■ EXCERPT TO READ

---

As I’ve stated before on this blog, libertarianism (in its Rothbardian form) is a political philosophy with the non-aggression principle (NAP) as its foundation, stating that individuals may not aggress against or threaten aggression against other individuals and their justly attained property. Libertarians strictly deal with political questions such as when violence can be justly used and what sort of rights exist, but moral questions beyond that are set aside.

As such, libertarianism is a system of “negative (legal) obligations,” meaning that while it states you may not do X, and that violence may justly be used against you if you do in fact do X, there are no “positive (legal) obligations,” obligations of the form that you must do Y, and violence may justly be used against you if you do not do Y.

This inevitably creates substantial problems for libertarians, since most of us think there are at least some situations in which there are positive obligations of such degree or kind that violence can justly be used – either to make a person do something or punish him for not doing it. For example, wouldn’t a law obligating parents to feed their children be just? And if a child was starved to death through parental negligence, wouldn’t it be justified to use violence against the parent by throwing them in jail for murder? Common sense may say so, but libertarianism says otherwise. In a society with no positive legal obligations, parents could let their children starve to death. It’s true that parents could not directly attack or harm their children, but it seems parents could indirectly harm them by leaving them on their own.

Rothbard, describing the implications of the NAP, states:

Applying our theory to parents and children, this means that a parent does not have the right to aggress against his children, but also that the parent should not have a legal obligation to feed, clothe, or educate his children, since such obligations would entail positive acts coerced upon the parent and depriving the parent of his rights. The parent therefore may not murder or mutilate his child, and the law properly outlaws a parent from doing so. But the parent should have the legal right not to feed the child, i.e., to allow it to die. (The Ethics of Liberty, p. 100)

---

■ GIVEN DATA
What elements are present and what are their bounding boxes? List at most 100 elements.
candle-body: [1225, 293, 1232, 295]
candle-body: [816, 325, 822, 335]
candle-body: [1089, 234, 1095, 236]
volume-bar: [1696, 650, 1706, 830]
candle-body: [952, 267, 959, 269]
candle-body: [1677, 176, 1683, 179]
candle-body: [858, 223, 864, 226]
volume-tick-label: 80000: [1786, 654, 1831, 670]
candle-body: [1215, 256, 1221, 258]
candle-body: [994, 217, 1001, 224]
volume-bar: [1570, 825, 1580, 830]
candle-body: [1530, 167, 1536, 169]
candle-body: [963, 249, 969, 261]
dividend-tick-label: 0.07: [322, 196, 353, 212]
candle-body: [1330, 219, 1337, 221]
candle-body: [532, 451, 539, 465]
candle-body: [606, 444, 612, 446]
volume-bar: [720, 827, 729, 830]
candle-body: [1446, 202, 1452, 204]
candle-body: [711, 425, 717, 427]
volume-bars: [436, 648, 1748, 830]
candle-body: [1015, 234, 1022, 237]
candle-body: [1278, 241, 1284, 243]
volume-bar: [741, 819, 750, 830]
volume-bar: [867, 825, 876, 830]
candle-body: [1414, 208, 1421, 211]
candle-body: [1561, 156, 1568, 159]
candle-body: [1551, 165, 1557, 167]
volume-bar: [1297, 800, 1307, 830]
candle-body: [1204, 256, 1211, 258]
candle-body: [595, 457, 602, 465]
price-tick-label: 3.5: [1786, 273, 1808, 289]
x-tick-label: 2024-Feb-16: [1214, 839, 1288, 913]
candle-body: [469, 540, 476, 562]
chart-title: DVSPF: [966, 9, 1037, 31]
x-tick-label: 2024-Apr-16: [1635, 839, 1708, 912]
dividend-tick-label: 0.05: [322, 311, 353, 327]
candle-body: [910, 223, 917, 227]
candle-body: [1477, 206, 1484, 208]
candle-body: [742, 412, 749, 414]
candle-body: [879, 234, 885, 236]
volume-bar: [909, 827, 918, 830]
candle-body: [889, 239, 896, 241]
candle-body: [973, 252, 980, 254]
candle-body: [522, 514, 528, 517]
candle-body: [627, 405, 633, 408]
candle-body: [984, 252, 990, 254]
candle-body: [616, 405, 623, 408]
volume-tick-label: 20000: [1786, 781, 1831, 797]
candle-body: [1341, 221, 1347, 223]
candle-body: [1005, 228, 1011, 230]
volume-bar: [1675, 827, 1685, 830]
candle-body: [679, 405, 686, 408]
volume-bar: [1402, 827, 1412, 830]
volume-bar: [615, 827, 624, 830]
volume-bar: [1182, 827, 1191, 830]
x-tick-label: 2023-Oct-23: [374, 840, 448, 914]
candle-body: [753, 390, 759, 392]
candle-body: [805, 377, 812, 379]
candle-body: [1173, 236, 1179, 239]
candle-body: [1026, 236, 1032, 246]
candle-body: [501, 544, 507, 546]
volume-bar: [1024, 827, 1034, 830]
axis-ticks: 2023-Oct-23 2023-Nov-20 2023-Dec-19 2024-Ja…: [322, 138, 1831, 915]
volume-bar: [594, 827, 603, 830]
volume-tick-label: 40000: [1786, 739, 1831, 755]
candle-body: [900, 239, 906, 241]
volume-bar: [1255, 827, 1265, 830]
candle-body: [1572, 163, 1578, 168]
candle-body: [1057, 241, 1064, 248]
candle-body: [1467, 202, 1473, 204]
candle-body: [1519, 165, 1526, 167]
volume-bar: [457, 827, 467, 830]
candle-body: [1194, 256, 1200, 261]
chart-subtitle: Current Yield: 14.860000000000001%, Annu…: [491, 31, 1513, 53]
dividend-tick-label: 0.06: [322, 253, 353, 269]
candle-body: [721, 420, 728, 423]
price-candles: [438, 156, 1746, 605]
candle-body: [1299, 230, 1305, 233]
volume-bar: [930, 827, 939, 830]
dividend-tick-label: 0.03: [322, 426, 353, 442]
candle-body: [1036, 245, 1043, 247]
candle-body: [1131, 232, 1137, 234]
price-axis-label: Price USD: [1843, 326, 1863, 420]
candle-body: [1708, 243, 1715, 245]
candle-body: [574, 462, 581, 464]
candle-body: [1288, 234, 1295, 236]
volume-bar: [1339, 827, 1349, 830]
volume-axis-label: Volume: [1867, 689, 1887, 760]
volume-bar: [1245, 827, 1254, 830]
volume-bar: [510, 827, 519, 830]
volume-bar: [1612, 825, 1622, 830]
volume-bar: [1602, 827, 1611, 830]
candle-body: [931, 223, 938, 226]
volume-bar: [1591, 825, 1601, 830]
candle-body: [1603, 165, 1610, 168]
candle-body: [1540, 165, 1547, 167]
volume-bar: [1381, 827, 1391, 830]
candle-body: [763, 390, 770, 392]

---

■ SHORT EXERCISE
Write the next part of the blog passage on libertarianism and parental obligations, starting after the Rothbard quotation and its citation. The data have no connection to the blog passage on libertarianism and parental obligations.

■ WRITTEN RESPONSE
The problem with this is that it is so obviously the case that a parent starving his child is murder, and that laws against it and violence used to prohibit or punish it are just. Yet if a parent is thrown into jail for starving his child to death, the main complaint of the Rothbardian will not concern the clear and atrocious murder, but instead be about the (perfectly reasonable) fact that the parent was thrown in jail. And this is manifestly absurd.

Walter Block meanwhile has a slightly different view of what the NAP implies for the rights of children. In a paper discussing child abandonment, he makes the argument that the very process of homesteading (one of the ways people can come to own things justly, according to libertarians) carries with it certain implications because of its purpose in bringing previously unowned things into ownership. For example, “forestalling,” meaning to homestead a certain area of land, say, in the shape of a donut, and in the process make other land, on the inside, unownable (by refusing people through your own property), contravenes the entire point of homesteading, and is therefore illegitimate on libertarian grounds. Analogous would be the situation of a parent who, through the ownership of their house, forestalls the ownership of a child by not letting people through while the parent has given up ownership and decided to no longer feed it. In addition, to be logically consistent in giving up ownership of something, a person must enable others to homestead that object by making known the fact it is now unowned. Otherwise, as in the donut scenario, the process of homesteading is contravened. Therefore, the parent who gives up ownership of their child must both make it known they have given up ownership and allow anyone who wishes to homestead the child to do so. Anything else would be contrary to libertarian principles, according to Block.

While I do have some objections to this argument, what’s more important to note is that even according to Block, the problem is not fully solved. He states:

Would it ever be possible, under libertarian law, for a baby to be abandoned by its parents, for there to be no other adult willing to care and feed it, and the baby be relegated to death? Yes. However, this could occur only under the condition where the entire world in effect was notified of this homesteading opportunity, no roadblocks were placed against new adoptive parents taking over, but not a single solitary adult stepped forward to take on this responsibility. Since there are no positive obligations in the libertarian lexicon, it is logically possible for such a sad state of events to take place.

Giving up on demonstrating the conformity of libertarianism with our moral intuitions, Block is forced instead to argue that the chances of such an event happening is very low. However, while the terrible occurrence might be less likely to happen in a country such as the United States, it is far more plausible in third world nations where many people are in dire poverty. And it’s just not true that this could only occur without contradiction to libertarianism in situations where individuals were unwilling to take ownership of the baby. It could also occur if information could not spread very far or quickly enough.

For example, say a family of two parents and their one year old child somehow end up stranded on an island. The parents, not out of the lack of food or shelter or any other good reason, arbitrarily decide to stop feeding their child. There is no one in sight to yell for, and they make no attempt to inhibit someone from reaching their baby. Weeks later, the parents are discovered, but it’s too late for the child, who is found dead. According to Walter Block, it’s unjust for the saviors of the parents to throw them in a prison cell for their misdeeds.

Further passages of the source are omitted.